Provided material:
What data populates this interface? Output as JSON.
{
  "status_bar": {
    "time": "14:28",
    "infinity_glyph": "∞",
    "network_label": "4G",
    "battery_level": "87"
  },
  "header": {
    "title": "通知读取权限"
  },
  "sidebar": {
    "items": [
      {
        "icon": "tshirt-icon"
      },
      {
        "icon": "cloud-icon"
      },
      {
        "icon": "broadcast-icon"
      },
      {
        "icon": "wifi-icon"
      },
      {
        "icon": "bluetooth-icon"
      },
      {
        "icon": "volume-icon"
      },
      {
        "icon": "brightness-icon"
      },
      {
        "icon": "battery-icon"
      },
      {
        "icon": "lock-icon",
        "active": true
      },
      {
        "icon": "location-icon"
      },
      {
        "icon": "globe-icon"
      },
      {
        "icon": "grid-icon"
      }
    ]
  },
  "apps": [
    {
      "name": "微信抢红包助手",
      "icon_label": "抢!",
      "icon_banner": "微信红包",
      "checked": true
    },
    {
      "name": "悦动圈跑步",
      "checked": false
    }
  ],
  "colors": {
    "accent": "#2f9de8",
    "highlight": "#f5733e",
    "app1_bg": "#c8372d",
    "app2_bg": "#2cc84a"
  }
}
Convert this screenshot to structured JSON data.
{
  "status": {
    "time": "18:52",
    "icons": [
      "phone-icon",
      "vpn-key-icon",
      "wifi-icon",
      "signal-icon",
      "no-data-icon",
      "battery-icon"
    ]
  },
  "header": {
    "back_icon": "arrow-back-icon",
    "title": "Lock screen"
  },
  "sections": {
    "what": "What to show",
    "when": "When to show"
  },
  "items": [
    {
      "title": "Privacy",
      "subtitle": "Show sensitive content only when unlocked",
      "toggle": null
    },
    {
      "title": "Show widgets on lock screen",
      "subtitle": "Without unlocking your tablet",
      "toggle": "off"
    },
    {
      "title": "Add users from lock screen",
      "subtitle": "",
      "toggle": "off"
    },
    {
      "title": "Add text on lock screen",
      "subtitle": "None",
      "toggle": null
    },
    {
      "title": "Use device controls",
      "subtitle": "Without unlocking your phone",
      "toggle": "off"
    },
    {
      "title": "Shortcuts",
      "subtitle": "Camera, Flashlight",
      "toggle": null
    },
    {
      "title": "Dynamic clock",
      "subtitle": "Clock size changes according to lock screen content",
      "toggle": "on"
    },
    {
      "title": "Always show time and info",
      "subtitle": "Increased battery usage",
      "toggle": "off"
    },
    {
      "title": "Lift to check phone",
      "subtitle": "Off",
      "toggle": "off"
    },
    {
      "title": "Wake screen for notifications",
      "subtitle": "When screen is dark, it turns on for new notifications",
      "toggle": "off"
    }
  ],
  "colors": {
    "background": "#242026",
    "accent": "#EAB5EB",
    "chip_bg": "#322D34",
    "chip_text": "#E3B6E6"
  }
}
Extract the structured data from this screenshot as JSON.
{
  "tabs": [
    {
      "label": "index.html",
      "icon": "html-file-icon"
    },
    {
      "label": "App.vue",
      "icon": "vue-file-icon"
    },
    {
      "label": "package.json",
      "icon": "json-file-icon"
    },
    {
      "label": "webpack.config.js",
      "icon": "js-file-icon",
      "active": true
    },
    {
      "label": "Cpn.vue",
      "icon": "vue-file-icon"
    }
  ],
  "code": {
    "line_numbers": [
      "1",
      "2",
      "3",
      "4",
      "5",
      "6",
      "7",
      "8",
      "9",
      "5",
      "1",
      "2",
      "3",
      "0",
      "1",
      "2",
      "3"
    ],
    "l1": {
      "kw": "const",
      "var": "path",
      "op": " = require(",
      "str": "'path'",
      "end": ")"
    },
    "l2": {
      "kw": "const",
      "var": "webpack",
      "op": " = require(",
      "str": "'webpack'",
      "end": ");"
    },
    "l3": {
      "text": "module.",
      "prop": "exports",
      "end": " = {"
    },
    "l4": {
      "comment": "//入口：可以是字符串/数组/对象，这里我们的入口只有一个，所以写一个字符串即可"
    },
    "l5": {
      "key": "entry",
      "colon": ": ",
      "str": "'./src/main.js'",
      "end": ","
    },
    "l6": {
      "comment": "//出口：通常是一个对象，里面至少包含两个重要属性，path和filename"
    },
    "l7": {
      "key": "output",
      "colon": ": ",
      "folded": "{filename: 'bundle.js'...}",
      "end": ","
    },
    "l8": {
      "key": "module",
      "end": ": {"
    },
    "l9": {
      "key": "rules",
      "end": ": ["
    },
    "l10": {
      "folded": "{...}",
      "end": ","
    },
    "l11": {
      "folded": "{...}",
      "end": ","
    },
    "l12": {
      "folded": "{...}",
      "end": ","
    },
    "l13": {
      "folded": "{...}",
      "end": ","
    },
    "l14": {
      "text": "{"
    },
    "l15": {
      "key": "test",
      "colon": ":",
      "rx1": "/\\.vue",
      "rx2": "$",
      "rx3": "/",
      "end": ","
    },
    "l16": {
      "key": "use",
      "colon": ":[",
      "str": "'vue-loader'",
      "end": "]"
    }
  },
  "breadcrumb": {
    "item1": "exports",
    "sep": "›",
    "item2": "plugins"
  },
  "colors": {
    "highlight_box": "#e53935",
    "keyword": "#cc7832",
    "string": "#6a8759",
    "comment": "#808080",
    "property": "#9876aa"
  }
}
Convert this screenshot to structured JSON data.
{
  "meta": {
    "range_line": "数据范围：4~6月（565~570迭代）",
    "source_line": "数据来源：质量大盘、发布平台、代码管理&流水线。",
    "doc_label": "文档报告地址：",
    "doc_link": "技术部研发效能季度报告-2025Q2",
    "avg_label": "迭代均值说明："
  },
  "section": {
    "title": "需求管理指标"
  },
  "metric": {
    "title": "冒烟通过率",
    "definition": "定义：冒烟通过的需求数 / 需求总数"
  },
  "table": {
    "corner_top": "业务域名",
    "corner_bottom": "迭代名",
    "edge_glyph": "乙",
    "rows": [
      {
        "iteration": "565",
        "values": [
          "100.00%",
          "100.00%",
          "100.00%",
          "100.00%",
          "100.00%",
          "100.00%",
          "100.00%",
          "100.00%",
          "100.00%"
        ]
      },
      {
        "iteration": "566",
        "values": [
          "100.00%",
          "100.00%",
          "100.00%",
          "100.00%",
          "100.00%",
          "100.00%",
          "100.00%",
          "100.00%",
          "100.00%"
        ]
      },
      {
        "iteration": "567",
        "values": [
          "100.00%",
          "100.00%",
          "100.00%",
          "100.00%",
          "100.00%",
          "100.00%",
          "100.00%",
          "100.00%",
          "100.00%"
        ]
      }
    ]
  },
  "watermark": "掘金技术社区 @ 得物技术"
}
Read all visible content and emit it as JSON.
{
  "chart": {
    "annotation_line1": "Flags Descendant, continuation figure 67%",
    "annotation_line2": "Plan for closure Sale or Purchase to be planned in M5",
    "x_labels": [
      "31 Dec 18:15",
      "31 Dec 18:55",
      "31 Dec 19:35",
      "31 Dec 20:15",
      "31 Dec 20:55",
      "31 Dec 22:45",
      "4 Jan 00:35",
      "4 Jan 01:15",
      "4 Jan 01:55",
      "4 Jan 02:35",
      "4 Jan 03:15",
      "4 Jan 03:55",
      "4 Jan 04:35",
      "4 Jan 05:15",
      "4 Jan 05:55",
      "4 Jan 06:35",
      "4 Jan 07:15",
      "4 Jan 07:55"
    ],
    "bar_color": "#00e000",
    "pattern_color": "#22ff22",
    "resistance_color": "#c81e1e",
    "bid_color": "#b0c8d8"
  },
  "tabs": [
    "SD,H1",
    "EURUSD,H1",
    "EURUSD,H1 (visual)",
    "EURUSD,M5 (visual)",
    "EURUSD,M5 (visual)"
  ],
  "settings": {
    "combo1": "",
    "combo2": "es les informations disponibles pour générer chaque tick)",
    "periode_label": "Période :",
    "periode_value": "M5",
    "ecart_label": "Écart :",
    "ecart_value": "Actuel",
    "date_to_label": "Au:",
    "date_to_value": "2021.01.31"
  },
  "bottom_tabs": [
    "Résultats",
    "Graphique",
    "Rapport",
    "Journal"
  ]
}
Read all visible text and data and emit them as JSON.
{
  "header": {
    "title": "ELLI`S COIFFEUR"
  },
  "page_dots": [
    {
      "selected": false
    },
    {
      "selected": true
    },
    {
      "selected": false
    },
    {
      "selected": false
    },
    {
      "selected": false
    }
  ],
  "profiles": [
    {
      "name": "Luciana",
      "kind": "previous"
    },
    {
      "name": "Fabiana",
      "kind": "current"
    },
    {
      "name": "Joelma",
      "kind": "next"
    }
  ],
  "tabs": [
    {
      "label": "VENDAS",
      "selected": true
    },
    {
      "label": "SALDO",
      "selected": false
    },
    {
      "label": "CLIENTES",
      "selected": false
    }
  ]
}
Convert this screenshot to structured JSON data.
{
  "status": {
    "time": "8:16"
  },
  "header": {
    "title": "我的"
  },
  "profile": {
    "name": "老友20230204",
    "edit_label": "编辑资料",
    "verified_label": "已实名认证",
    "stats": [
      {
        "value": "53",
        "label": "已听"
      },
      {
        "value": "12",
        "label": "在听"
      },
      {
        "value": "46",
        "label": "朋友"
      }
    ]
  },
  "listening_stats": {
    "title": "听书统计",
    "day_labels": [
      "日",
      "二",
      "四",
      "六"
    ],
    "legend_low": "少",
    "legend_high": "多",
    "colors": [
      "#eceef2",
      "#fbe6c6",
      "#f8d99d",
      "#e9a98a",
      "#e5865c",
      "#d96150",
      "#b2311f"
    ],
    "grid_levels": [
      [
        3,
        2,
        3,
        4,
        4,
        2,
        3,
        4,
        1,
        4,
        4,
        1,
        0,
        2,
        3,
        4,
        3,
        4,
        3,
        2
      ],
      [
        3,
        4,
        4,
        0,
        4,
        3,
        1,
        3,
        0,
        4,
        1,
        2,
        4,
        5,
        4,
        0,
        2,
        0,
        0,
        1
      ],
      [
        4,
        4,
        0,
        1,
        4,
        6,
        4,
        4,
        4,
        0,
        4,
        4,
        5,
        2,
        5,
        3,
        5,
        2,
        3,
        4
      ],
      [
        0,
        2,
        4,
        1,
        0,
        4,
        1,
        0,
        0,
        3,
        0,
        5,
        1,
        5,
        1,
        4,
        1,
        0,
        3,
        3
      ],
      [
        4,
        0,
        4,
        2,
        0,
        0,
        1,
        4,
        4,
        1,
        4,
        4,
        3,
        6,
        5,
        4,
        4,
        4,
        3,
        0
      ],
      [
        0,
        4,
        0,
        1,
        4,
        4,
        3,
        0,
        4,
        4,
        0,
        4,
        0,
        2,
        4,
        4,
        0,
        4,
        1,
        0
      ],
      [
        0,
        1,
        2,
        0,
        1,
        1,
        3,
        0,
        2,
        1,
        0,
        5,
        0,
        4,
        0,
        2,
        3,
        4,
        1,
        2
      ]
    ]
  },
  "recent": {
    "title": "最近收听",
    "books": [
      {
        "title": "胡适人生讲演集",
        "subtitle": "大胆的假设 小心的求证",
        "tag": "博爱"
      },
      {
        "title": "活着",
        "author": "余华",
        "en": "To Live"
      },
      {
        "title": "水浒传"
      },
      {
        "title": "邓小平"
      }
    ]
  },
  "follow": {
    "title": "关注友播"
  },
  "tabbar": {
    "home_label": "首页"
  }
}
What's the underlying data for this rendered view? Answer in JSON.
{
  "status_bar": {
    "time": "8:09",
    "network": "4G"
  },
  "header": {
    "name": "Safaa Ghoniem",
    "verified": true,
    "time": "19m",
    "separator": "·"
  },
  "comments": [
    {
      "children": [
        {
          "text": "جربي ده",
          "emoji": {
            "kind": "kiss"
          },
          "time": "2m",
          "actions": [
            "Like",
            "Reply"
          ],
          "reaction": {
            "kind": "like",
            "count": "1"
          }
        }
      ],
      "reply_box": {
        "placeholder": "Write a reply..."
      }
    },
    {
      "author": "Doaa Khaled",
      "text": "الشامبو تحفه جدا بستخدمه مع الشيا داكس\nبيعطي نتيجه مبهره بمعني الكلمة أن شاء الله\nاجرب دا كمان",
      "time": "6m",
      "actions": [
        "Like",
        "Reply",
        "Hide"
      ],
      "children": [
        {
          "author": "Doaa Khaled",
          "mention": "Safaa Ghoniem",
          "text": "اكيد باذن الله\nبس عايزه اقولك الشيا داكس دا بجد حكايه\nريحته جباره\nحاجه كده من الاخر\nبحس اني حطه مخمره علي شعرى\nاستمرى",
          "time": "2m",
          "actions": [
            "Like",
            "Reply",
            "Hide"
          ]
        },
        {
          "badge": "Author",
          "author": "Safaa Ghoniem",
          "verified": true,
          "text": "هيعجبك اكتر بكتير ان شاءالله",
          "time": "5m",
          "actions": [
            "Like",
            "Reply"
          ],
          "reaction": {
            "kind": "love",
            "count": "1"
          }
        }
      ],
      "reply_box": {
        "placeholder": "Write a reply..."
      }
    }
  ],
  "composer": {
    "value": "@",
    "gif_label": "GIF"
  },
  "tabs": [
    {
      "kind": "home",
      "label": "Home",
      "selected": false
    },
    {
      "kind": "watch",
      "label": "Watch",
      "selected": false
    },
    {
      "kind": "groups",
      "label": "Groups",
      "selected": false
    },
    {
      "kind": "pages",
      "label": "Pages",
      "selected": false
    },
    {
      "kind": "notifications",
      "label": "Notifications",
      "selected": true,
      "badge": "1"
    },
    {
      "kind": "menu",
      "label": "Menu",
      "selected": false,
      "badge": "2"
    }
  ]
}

Exercise details: Return the number of lines that include the word "time", and nothing else.

Correct output: 10